§ Exercise directions: Using the listing below, please gather every line containing the word "马上整改".

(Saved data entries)
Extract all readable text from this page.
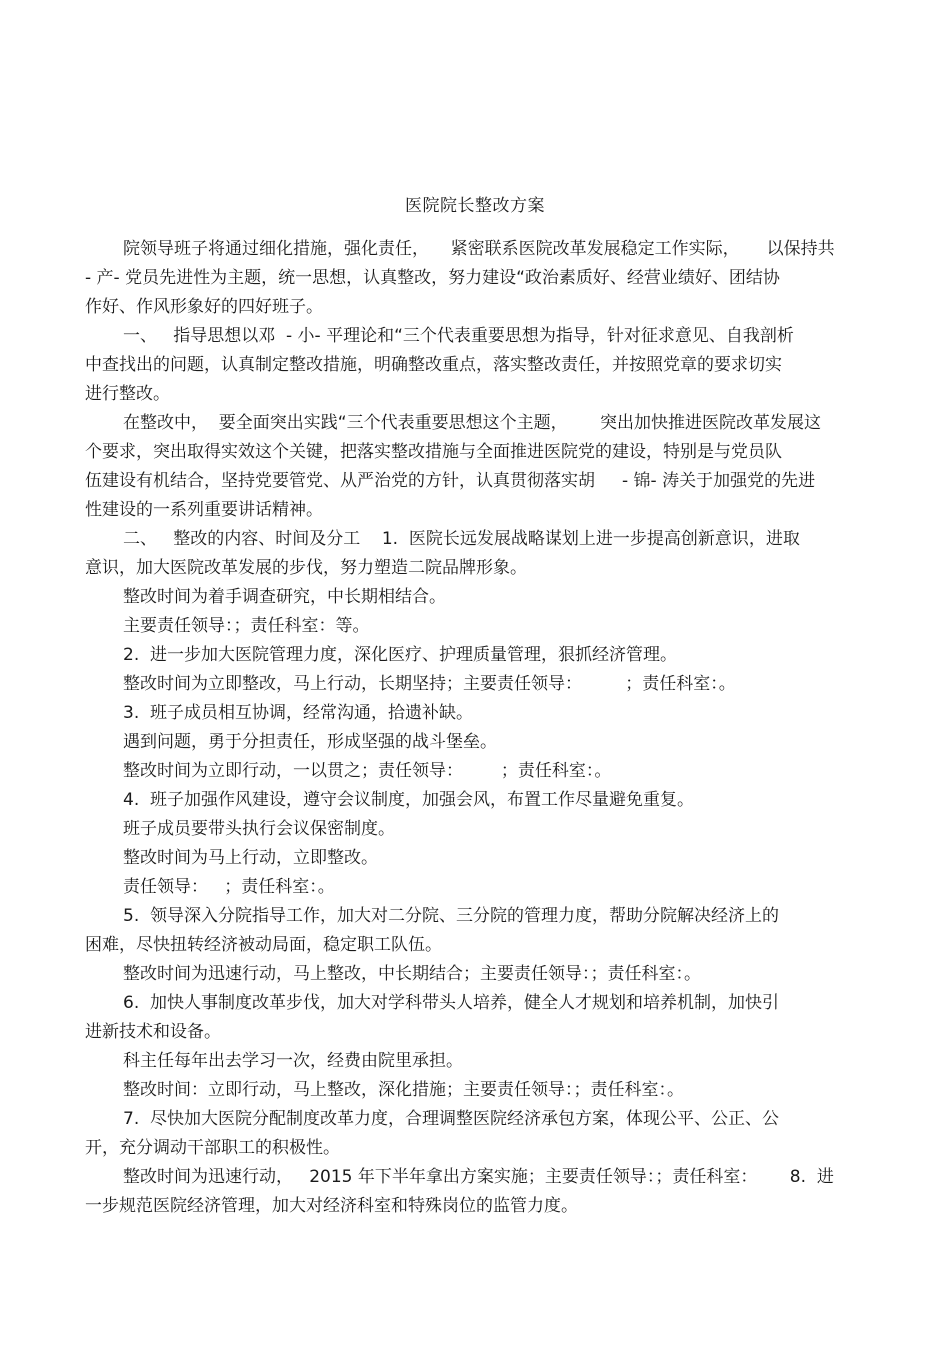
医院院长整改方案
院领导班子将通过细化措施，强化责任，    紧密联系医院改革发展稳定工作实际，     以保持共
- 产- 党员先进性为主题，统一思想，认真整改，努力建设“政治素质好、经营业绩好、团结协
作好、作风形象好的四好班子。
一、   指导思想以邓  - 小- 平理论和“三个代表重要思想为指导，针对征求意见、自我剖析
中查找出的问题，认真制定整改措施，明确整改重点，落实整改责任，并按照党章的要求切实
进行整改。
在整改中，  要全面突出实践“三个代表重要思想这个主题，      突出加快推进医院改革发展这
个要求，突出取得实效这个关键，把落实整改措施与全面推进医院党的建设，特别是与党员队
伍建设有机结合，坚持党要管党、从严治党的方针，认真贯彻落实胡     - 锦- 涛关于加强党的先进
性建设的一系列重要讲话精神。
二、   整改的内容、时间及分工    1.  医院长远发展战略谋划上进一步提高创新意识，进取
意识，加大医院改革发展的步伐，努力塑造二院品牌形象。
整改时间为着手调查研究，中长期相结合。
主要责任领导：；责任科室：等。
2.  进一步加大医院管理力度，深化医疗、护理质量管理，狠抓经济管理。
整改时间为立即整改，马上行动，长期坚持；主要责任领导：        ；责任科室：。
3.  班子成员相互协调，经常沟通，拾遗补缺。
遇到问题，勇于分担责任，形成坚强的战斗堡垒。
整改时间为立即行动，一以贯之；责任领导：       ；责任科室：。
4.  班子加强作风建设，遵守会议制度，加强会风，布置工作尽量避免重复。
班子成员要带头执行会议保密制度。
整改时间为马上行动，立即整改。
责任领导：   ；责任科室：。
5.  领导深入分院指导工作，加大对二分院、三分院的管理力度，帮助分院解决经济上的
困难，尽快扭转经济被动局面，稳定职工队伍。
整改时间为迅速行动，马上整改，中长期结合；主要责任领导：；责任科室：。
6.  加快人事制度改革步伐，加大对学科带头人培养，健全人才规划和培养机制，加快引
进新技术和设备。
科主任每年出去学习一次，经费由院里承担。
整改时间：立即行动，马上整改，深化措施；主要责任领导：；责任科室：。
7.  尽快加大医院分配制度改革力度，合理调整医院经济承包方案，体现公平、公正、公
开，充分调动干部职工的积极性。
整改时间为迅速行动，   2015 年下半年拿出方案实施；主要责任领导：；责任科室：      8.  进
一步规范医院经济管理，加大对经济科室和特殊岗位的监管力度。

§ Final answer:
整改时间为迅速行动，马上整改，中长期结合；主要责任领导：；责任科室：。
整改时间：立即行动，马上整改，深化措施；主要责任领导：；责任科室：。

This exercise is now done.